Records contained in a dataset
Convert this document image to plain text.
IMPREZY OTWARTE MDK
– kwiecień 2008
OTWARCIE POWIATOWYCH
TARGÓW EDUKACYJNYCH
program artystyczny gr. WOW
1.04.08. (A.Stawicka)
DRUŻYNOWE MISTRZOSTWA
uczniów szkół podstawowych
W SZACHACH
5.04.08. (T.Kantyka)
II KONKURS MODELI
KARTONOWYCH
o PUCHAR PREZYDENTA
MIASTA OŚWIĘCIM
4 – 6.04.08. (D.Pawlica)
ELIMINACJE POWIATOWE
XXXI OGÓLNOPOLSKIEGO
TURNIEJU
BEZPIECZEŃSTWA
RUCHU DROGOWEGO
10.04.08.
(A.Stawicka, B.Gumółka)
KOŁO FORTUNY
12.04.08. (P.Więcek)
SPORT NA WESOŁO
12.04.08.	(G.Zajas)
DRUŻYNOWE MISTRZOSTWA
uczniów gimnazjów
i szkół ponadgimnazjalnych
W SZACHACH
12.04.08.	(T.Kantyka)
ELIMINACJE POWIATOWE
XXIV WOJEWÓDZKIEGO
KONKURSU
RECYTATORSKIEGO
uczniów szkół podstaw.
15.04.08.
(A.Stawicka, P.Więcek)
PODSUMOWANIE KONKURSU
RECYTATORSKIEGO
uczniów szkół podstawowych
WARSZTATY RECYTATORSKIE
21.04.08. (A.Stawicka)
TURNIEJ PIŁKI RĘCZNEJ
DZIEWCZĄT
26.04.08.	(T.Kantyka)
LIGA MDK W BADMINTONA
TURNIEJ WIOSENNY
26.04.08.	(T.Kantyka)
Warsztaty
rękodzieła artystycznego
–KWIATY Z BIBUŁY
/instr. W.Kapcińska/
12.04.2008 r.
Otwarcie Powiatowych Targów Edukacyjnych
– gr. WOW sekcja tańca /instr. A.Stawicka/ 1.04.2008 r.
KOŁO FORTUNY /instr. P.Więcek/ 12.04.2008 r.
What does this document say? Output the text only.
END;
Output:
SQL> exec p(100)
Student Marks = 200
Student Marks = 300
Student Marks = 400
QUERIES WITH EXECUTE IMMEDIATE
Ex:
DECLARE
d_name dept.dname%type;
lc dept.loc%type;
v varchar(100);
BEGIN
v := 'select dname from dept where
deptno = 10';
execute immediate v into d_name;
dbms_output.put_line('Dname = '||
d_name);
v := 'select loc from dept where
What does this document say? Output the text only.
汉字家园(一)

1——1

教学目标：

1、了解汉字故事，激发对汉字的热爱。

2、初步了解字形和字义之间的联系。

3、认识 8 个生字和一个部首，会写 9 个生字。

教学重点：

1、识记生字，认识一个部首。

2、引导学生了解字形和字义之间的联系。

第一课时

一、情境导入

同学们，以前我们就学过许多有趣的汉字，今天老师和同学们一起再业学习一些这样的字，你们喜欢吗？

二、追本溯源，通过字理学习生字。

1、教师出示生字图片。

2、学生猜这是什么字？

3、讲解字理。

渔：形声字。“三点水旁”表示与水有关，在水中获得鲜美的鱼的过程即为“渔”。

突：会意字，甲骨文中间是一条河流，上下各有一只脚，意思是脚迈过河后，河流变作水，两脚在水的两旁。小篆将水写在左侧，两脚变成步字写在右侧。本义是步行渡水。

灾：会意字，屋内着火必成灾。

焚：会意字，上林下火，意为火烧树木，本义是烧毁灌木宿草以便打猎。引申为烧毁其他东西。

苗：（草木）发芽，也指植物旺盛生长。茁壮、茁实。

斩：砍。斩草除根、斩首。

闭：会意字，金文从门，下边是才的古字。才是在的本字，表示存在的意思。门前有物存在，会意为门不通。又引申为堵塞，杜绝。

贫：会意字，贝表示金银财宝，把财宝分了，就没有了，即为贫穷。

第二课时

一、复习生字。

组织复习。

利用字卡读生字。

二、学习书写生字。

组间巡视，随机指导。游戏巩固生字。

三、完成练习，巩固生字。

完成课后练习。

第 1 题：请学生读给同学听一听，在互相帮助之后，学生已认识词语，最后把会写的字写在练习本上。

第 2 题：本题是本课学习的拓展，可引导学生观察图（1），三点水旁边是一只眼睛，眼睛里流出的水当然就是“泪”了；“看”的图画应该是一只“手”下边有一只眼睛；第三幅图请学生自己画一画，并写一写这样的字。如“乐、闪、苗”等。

Given instruction: Search the records for the word "where", then list every line that has it.

Output for this exercise:
v := 'select dname from dept where
v := 'select loc from dept where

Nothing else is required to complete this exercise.